Отрывок -

Когда ты оказался в зимнем, бушующем море, когда тебе, как воздух нужна твердая земля под ногами, когда ты не видишь знакомых и близких, нужно тепло в душе и любовь – прежнее представление о том, где земля, а где небо, уходят из твоей головы куда-то далеко – далеко, ты просо видишь другой мир, у которого своя точка отсчета, свое измерение. Это не кино. Это – жизнь. Спустившись в каюту, я записал:

     Я за страдания. И за море слез,
     Тоску и ожиданий муку.
     Пусть только светится душа всерьез,
     Надеждой всколыхнуть забывчивую душу.

     Это еще к тому, что от К. я не получал писем.
     Да, мне нужна опора. Чтобы кто-то вдохнул в душу что-то сильное…
     Судьба! Больше всего меня давит бессрочность пребывания на этом флоте...
     К 23 февраля, к великой нашей радости мы возвращались в г.Владивосток. В бухте Золотой Рог стояли еще тяжелые льды. С ледоколами протолкнулись к пирсу. Отшвартовались.
     Началась холостяцкая жизнь молодого флотского офицера на берегу. С декабря до марта я ничего, кроме матросов и корабля не видел. Разумеется, службой я был доволен, несмотря на весьма суровые условия на корабле, абсолютно неприспособленного для зимнего штормового моря. Я к службе стремился. Я ее получил. Много и сразу.

Фрагмент данных -
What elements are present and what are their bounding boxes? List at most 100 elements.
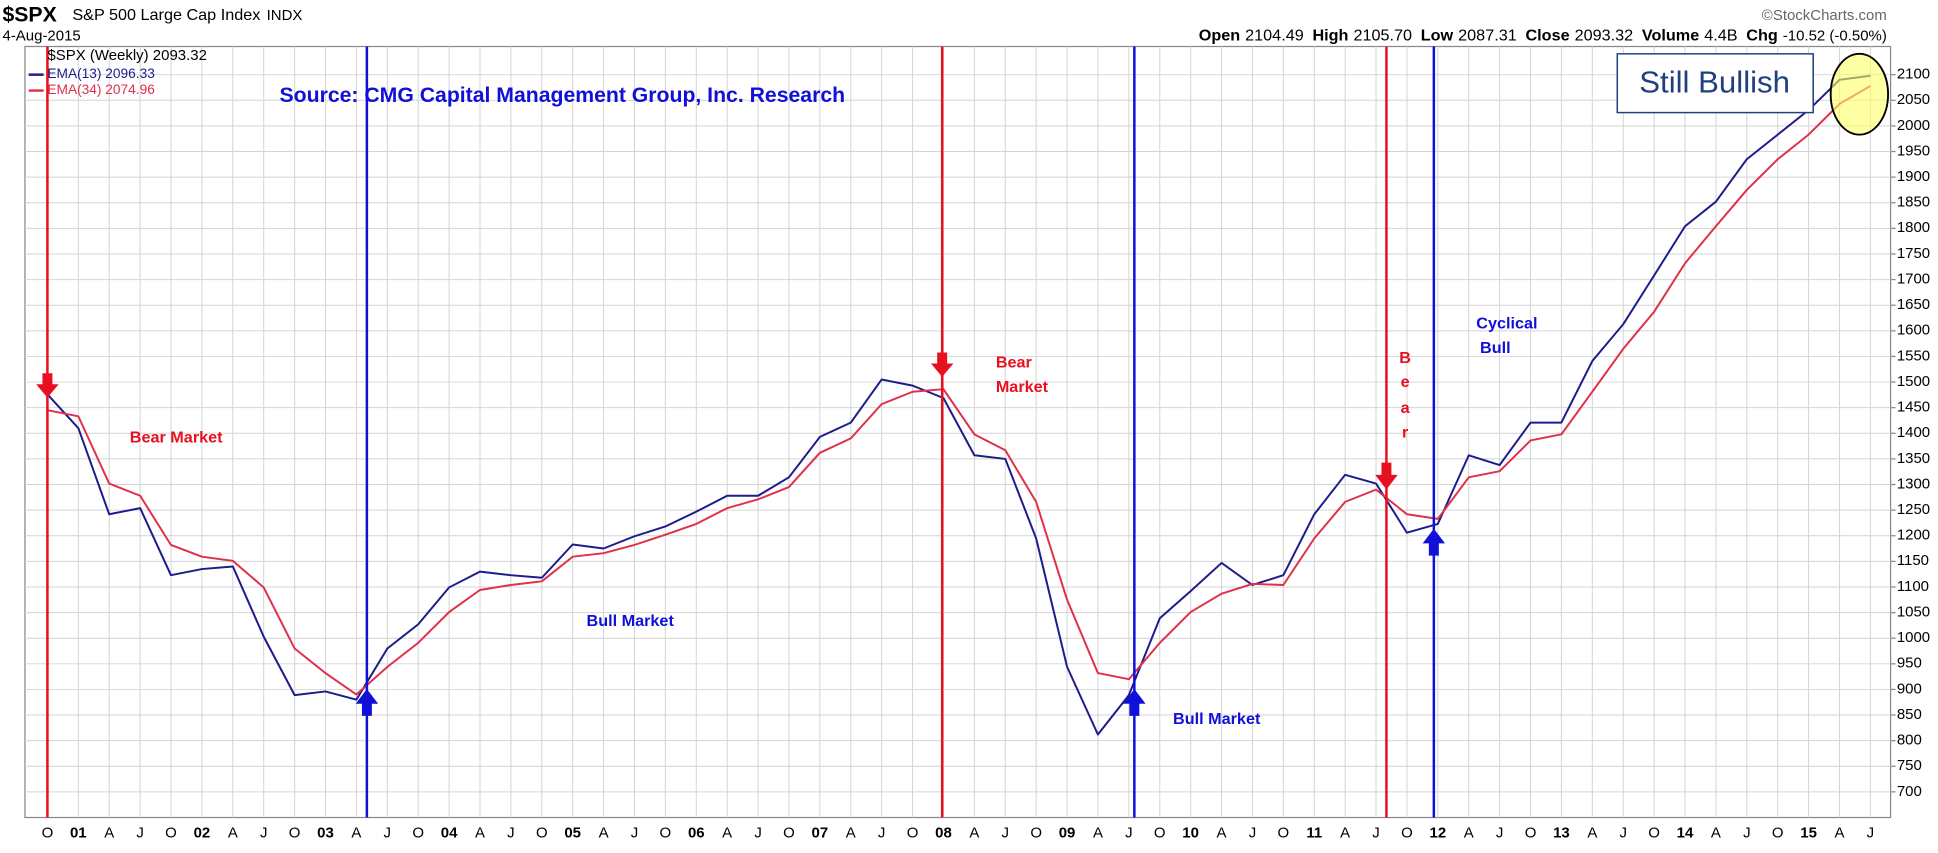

Описание задания -
Выведите дословно часть отрывка, которая открывается словами «Когда ты оказался» и заканчивается словами «не получал писем.». Данные никак не связаны с отрывком.

Результат задания -
Когда ты оказался в зимнем, бушующем море, когда тебе, как воздух нужна твердая земля под ногами, когда ты не видишь знакомых и близких, нужно тепло в душе и любовь – прежнее представление о том, где земля, а где небо, уходят из твоей головы куда-то далеко – далеко, ты просо видишь другой мир, у которого своя точка отсчета, свое измерение. Это не кино. Это – жизнь. Спустившись в каюту, я записал:

     Я за страдания. И за море слез,
     Тоску и ожиданий муку.
     Пусть только светится душа всерьез,
     Надеждой всколыхнуть забывчивую душу.

     Это еще к тому, что от К. я не получал писем.